▸ Material for this task
===
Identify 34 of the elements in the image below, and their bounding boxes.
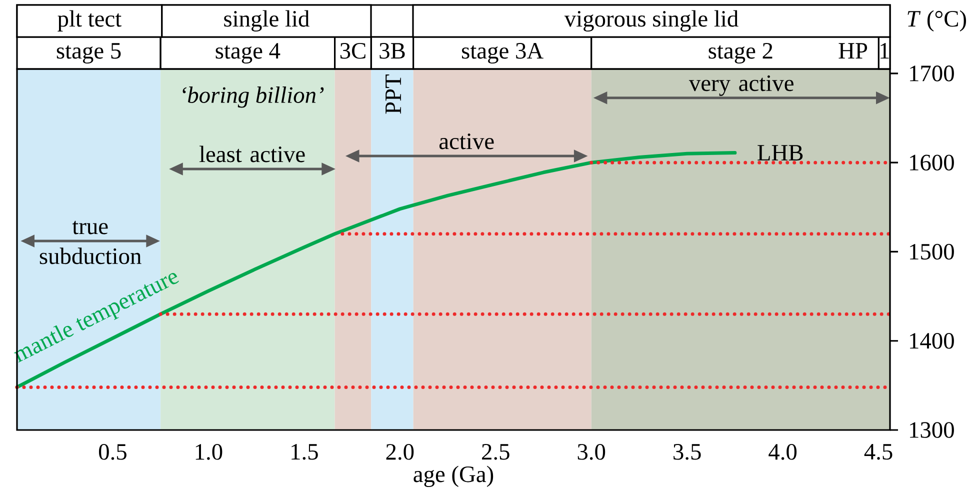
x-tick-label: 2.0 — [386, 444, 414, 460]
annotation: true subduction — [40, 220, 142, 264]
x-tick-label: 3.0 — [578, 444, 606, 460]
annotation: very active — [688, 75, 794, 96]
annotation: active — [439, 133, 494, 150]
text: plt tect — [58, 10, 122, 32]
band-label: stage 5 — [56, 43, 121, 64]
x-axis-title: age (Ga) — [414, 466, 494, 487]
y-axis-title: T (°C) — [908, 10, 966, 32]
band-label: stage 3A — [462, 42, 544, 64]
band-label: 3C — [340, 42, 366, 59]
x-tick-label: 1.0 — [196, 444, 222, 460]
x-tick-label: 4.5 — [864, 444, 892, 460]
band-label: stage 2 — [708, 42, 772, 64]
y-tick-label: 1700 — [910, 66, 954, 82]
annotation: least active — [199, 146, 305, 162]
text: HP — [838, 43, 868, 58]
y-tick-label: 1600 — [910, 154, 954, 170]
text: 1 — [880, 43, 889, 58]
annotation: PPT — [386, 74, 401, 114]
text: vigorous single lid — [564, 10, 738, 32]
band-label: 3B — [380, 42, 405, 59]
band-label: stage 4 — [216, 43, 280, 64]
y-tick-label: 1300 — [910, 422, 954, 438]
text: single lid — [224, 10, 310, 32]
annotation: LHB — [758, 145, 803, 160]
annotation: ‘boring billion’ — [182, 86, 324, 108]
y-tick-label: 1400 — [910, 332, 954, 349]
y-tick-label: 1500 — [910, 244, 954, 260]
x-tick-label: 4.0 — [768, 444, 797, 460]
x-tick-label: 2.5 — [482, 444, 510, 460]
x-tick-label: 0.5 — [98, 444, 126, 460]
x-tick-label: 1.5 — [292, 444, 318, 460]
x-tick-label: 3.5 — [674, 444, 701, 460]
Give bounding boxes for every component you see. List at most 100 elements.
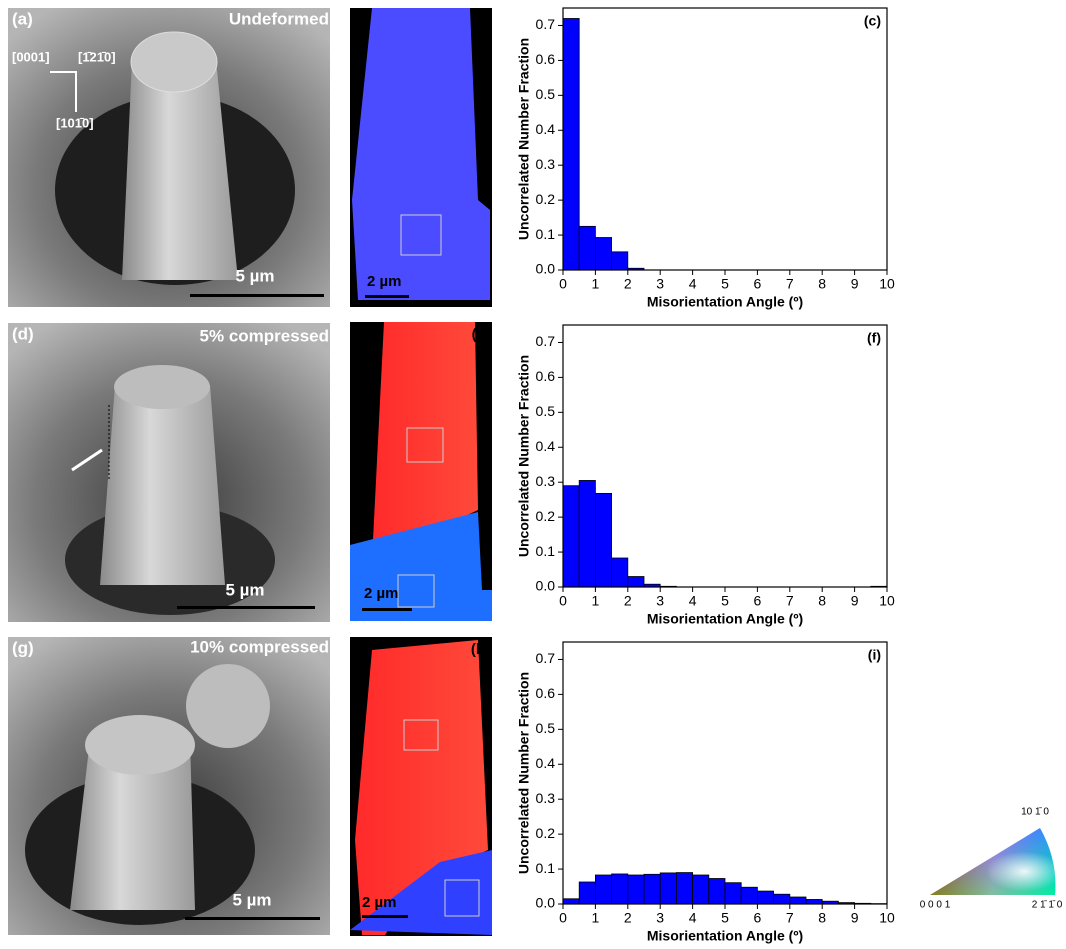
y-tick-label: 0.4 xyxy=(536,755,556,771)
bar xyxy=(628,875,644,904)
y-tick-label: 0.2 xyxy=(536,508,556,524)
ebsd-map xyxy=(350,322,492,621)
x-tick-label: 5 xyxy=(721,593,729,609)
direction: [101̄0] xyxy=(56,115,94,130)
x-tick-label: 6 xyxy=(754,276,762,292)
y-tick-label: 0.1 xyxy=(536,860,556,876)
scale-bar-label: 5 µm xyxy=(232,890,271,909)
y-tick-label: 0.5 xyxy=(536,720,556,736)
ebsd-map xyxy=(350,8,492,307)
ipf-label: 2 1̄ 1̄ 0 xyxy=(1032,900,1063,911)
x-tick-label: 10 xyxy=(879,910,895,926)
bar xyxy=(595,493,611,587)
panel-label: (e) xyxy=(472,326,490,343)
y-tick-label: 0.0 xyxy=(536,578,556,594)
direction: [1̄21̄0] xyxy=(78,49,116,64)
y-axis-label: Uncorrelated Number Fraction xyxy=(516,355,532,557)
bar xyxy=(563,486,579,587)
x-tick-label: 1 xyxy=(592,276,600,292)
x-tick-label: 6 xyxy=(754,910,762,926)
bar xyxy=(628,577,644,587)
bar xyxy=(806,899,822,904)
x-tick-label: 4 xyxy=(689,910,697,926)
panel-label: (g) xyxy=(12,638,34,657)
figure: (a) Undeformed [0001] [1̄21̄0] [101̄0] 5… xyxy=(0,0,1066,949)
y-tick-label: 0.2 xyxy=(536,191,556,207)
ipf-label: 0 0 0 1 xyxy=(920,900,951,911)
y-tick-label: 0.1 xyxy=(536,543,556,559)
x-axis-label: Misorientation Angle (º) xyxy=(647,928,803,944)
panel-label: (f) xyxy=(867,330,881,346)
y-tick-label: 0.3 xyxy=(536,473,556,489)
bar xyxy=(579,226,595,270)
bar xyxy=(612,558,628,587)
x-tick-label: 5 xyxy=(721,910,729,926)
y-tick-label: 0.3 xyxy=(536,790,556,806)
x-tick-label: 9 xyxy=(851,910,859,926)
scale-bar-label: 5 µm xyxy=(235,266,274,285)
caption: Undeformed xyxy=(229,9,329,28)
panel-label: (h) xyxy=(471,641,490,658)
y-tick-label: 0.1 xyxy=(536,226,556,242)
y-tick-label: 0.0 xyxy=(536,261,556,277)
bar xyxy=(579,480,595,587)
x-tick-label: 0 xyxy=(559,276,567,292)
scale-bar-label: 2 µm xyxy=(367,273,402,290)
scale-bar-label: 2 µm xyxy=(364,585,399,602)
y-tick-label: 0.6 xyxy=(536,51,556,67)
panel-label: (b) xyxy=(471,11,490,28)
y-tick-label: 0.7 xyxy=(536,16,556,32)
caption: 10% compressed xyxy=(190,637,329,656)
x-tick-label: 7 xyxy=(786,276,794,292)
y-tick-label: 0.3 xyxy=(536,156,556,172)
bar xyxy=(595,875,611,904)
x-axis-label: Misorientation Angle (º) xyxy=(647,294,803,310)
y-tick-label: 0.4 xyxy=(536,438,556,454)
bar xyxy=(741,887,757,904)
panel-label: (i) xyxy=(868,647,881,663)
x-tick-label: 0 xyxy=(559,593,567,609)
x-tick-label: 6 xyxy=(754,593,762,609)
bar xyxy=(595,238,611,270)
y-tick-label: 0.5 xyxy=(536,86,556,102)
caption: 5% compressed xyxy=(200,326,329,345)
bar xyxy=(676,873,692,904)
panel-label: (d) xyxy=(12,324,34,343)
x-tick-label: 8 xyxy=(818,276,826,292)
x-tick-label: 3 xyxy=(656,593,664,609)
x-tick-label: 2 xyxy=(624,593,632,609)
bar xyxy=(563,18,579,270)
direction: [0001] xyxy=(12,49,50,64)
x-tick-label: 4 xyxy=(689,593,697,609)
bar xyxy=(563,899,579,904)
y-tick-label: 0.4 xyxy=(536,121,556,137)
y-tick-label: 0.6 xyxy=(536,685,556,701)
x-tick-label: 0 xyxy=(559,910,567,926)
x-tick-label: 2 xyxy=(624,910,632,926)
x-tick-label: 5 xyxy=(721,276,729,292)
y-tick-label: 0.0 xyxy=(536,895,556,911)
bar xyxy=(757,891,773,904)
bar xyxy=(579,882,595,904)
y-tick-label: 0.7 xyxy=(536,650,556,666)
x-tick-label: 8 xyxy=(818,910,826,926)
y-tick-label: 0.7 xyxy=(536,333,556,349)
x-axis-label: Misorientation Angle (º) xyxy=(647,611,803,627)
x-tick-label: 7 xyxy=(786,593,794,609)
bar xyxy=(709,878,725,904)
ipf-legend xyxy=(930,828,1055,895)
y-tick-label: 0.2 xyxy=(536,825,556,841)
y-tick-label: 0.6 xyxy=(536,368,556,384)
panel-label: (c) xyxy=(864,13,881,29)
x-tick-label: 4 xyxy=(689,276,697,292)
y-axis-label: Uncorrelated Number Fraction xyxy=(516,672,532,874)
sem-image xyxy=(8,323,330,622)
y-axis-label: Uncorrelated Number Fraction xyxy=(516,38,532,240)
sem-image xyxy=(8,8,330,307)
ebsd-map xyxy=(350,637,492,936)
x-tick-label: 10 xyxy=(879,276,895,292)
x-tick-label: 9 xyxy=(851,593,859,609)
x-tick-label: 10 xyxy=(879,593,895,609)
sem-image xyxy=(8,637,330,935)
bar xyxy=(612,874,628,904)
===
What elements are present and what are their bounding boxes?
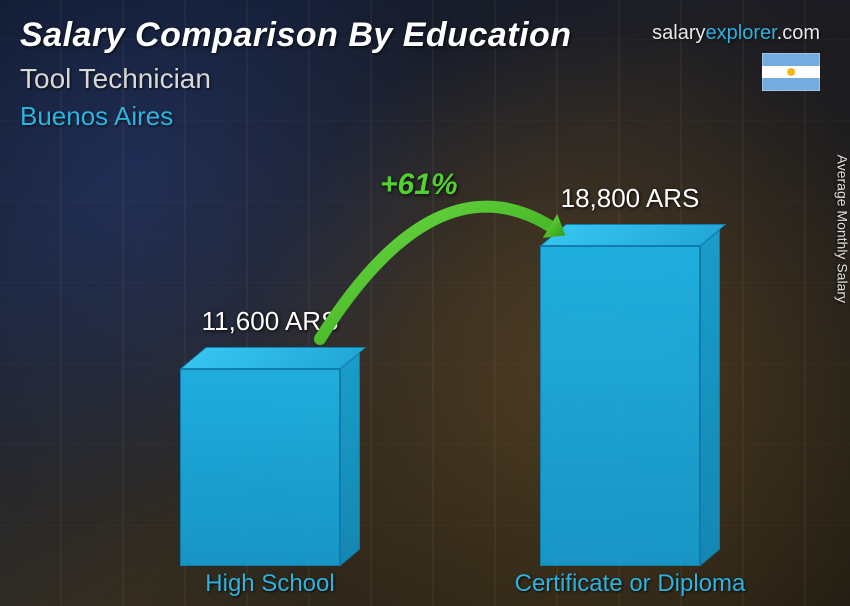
===
▸ What the task requires
Format as a JSON list of strings the lines between the one containing "Give bounding boxes" and the one containing "bar xyxy=(595,875,611,904)", inclusive, one string per line and no blank lines. Leave the pictures out.

▸ Solution for this exercise
[
  "Give bounding boxes for every component you see. List at most 100 elements.",
  "y-tick-label: 0.4 xyxy=(536,755,556,771)",
  "bar xyxy=(628,875,644,904)",
  "y-tick-label: 0.2 xyxy=(536,508,556,524)",
  "ebsd-map xyxy=(350,322,492,621)",
  "x-tick-label: 5 xyxy=(721,593,729,609)",
  "direction: [101̄0] xyxy=(56,115,94,130)",
  "x-tick-label: 6 xyxy=(754,276,762,292)",
  "y-tick-label: 0.1 xyxy=(536,860,556,876)",
  "scale-bar-label: 5 µm xyxy=(232,890,271,909)",
  "y-tick-label: 0.5 xyxy=(536,720,556,736)",
  "ebsd-map xyxy=(350,8,492,307)",
  "ipf-label: 2 1̄ 1̄ 0 xyxy=(1032,900,1063,911)",
  "x-tick-label: 10 xyxy=(879,910,895,926)",
  "bar xyxy=(595,493,611,587)",
  "panel-label: (e) xyxy=(472,326,490,343)",
  "y-tick-label: 0.0 xyxy=(536,578,556,594)",
  "direction: [1̄21̄0] xyxy=(78,49,116,64)",
  "y-axis-label: Uncorrelated Number Fraction xyxy=(516,355,532,557)",
  "bar xyxy=(563,486,579,587)",
  "x-tick-label: 1 xyxy=(592,276,600,292)",
  "x-tick-label: 6 xyxy=(754,910,762,926)",
  "bar xyxy=(628,577,644,587)",
  "bar xyxy=(806,899,822,904)",
  "x-tick-label: 4 xyxy=(689,910,697,926)",
  "panel-label: (g) xyxy=(12,638,34,657)",
  "figure: (a) Undeformed [0001] [1̄21̄0] [101̄0] 5… xyxy=(0,0,1066,949)",
  "y-tick-label: 0.2 xyxy=(536,191,556,207)",
  "ipf-label: 0 0 0 1 xyxy=(920,900,951,911)",
  "y-tick-label: 0.1 xyxy=(536,543,556,559)",
  "x-axis-label: Misorientation Angle (º) xyxy=(647,928,803,944)",
  "panel-label: (f) xyxy=(867,330,881,346)",
  "y-tick-label: 0.3 xyxy=(536,473,556,489)",
  "bar xyxy=(579,226,595,270)",
  "bar xyxy=(612,558,628,587)",
  "x-tick-label: 5 xyxy=(721,910,729,926)",
  "y-tick-label: 0.3 xyxy=(536,790,556,806)",
  "x-tick-label: 9 xyxy=(851,910,859,926)",
  "scale-bar-label: 5 µm xyxy=(235,266,274,285)",
  "caption: Undeformed xyxy=(229,9,329,28)",
  "panel-label: (h) xyxy=(471,641,490,658)",
  "y-tick-label: 0.1 xyxy=(536,226,556,242)",
  "y-tick-label: 0.0 xyxy=(536,261,556,277)",
  "bar xyxy=(579,480,595,587)",
  "x-tick-label: 0 xyxy=(559,276,567,292)",
  "scale-bar-label: 2 µm xyxy=(367,273,402,290)",
  "scale-bar-label: 2 µm xyxy=(364,585,399,602)",
  "y-tick-label: 0.6 xyxy=(536,51,556,67)",
  "panel-label: (b) xyxy=(471,11,490,28)",
  "y-tick-label: 0.7 xyxy=(536,16,556,32)",
  "caption: 10% compressed xyxy=(190,637,329,656)",
  "x-tick-label: 7 xyxy=(786,276,794,292)",
  "y-tick-label: 0.3 xyxy=(536,156,556,172)",
  "bar xyxy=(595,875,611,904)"
]